WHAT YOU SHOULD DO: Pull out every line below holding the word "JSON".

** start RECORDS FOR THE EXERCISE **

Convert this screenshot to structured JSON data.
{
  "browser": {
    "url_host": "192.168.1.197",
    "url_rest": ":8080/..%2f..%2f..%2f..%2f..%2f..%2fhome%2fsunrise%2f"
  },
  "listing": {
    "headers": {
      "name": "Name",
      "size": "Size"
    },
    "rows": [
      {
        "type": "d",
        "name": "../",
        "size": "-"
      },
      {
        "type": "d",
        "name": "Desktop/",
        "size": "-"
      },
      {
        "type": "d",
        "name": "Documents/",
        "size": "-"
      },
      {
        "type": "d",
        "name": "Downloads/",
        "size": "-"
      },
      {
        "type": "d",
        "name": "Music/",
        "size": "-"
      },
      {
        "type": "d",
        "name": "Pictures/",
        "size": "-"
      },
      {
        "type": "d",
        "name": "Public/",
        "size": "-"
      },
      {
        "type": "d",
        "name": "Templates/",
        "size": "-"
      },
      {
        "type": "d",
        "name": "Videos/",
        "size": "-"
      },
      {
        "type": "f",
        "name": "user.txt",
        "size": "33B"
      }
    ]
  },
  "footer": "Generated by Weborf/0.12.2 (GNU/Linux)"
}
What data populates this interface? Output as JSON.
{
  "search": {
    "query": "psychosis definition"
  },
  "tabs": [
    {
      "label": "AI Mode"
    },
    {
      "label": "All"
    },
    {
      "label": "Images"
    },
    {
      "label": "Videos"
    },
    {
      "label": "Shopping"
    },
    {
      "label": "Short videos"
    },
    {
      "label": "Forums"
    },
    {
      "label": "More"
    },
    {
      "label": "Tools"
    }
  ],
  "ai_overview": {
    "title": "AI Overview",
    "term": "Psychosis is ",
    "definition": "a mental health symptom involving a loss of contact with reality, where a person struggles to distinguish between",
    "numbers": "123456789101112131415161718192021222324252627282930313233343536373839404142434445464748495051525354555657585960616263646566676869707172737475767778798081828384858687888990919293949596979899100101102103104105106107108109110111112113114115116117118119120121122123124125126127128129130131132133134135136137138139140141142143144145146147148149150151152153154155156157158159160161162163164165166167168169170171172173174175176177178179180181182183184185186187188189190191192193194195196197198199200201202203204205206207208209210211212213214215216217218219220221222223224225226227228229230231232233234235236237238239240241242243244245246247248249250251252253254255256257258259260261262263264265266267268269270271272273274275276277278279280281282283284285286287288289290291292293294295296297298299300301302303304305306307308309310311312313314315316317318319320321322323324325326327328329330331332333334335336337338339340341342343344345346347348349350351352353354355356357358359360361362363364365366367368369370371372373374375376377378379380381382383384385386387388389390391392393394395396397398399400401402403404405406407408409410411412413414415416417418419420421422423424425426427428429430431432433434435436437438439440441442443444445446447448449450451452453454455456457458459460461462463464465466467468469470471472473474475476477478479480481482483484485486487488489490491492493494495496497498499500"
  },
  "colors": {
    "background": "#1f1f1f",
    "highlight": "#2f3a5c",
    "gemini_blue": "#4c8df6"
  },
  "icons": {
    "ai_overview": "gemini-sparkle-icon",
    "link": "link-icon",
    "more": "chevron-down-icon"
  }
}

** end RECORDS FOR THE EXERCISE **

WRITTEN SOLUTION:
Convert this screenshot to structured JSON data.
What data populates this interface? Output as JSON.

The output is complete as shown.